Extract the complete listing and repeat it word for word.

# [Dataset items]
═══

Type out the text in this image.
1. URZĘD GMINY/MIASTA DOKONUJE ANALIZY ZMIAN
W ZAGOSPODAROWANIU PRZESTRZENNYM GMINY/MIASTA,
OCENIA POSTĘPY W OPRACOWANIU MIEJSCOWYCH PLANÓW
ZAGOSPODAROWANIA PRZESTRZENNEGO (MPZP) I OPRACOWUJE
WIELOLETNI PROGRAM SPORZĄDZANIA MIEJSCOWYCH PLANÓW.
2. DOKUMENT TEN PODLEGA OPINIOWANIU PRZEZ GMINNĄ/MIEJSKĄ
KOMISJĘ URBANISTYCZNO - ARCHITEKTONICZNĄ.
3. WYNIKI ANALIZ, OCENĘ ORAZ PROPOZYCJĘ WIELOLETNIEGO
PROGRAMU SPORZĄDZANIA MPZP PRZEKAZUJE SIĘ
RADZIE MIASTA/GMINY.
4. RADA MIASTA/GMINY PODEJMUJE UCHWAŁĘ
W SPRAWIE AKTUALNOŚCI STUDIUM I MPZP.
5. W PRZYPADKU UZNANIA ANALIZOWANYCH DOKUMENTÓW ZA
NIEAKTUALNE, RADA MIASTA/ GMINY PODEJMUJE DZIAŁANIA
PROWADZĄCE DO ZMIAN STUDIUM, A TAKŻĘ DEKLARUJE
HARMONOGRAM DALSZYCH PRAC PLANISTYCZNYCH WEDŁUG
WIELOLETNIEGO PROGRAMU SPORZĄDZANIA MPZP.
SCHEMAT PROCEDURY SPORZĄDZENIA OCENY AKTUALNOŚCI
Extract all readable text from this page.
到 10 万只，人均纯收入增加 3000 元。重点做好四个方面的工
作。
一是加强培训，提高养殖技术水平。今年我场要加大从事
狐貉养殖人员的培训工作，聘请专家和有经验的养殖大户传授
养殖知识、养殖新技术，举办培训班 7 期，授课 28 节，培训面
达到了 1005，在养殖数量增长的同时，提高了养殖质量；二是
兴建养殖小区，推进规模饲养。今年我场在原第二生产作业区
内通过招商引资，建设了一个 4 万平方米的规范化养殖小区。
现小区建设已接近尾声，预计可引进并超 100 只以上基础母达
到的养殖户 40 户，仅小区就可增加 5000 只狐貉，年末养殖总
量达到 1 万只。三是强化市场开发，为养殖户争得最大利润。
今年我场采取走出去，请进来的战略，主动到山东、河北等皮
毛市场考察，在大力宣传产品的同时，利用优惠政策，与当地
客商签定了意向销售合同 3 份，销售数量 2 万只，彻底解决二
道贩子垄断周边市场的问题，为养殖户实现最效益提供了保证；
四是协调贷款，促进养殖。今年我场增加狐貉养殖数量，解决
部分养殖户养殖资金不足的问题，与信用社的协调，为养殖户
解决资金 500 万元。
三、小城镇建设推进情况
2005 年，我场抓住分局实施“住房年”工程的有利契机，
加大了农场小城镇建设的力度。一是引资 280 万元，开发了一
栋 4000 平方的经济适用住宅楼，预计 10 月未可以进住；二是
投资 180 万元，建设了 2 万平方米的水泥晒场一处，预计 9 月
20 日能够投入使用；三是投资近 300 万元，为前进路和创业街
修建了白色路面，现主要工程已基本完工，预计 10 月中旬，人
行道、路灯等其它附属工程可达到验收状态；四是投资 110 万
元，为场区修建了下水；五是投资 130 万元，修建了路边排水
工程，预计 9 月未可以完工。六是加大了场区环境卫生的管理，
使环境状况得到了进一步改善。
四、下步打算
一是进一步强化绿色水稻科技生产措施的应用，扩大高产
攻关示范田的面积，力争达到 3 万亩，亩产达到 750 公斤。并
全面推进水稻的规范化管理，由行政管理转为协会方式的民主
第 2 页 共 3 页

═══

# [Full solution]
Type out the text in this image.
1. URZĘD GMINY/MIASTA DOKONUJE ANALIZY ZMIAN
W ZAGOSPODAROWANIU PRZESTRZENNYM GMINY/MIASTA,
OCENIA POSTĘPY W OPRACOWANIU MIEJSCOWYCH PLANÓW
ZAGOSPODAROWANIA PRZESTRZENNEGO (MPZP) I OPRACOWUJE
WIELOLETNI PROGRAM SPORZĄDZANIA MIEJSCOWYCH PLANÓW.
2. DOKUMENT TEN PODLEGA OPINIOWANIU PRZEZ GMINNĄ/MIEJSKĄ
KOMISJĘ URBANISTYCZNO - ARCHITEKTONICZNĄ.
3. WYNIKI ANALIZ, OCENĘ ORAZ PROPOZYCJĘ WIELOLETNIEGO
PROGRAMU SPORZĄDZANIA MPZP PRZEKAZUJE SIĘ
RADZIE MIASTA/GMINY.
4. RADA MIASTA/GMINY PODEJMUJE UCHWAŁĘ
W SPRAWIE AKTUALNOŚCI STUDIUM I MPZP.
5. W PRZYPADKU UZNANIA ANALIZOWANYCH DOKUMENTÓW ZA
NIEAKTUALNE, RADA MIASTA/ GMINY PODEJMUJE DZIAŁANIA
PROWADZĄCE DO ZMIAN STUDIUM, A TAKŻĘ DEKLARUJE
HARMONOGRAM DALSZYCH PRAC PLANISTYCZNYCH WEDŁUG
WIELOLETNIEGO PROGRAMU SPORZĄDZANIA MPZP.
SCHEMAT PROCEDURY SPORZĄDZENIA OCENY AKTUALNOŚCI
Extract all readable text from this page.
到 10 万只，人均纯收入增加 3000 元。重点做好四个方面的工
作。
一是加强培训，提高养殖技术水平。今年我场要加大从事
狐貉养殖人员的培训工作，聘请专家和有经验的养殖大户传授
养殖知识、养殖新技术，举办培训班 7 期，授课 28 节，培训面
达到了 1005，在养殖数量增长的同时，提高了养殖质量；二是
兴建养殖小区，推进规模饲养。今年我场在原第二生产作业区
内通过招商引资，建设了一个 4 万平方米的规范化养殖小区。
现小区建设已接近尾声，预计可引进并超 100 只以上基础母达
到的养殖户 40 户，仅小区就可增加 5000 只狐貉，年末养殖总
量达到 1 万只。三是强化市场开发，为养殖户争得最大利润。
今年我场采取走出去，请进来的战略，主动到山东、河北等皮
毛市场考察，在大力宣传产品的同时，利用优惠政策，与当地
客商签定了意向销售合同 3 份，销售数量 2 万只，彻底解决二
道贩子垄断周边市场的问题，为养殖户实现最效益提供了保证；
四是协调贷款，促进养殖。今年我场增加狐貉养殖数量，解决
部分养殖户养殖资金不足的问题，与信用社的协调，为养殖户
解决资金 500 万元。
三、小城镇建设推进情况
2005 年，我场抓住分局实施“住房年”工程的有利契机，
加大了农场小城镇建设的力度。一是引资 280 万元，开发了一
栋 4000 平方的经济适用住宅楼，预计 10 月未可以进住；二是
投资 180 万元，建设了 2 万平方米的水泥晒场一处，预计 9 月
20 日能够投入使用；三是投资近 300 万元，为前进路和创业街
修建了白色路面，现主要工程已基本完工，预计 10 月中旬，人
行道、路灯等其它附属工程可达到验收状态；四是投资 110 万
元，为场区修建了下水；五是投资 130 万元，修建了路边排水
工程，预计 9 月未可以完工。六是加大了场区环境卫生的管理，
使环境状况得到了进一步改善。
四、下步打算
一是进一步强化绿色水稻科技生产措施的应用，扩大高产
攻关示范田的面积，力争达到 3 万亩，亩产达到 750 公斤。并
全面推进水稻的规范化管理，由行政管理转为协会方式的民主
第 2 页 共 3 页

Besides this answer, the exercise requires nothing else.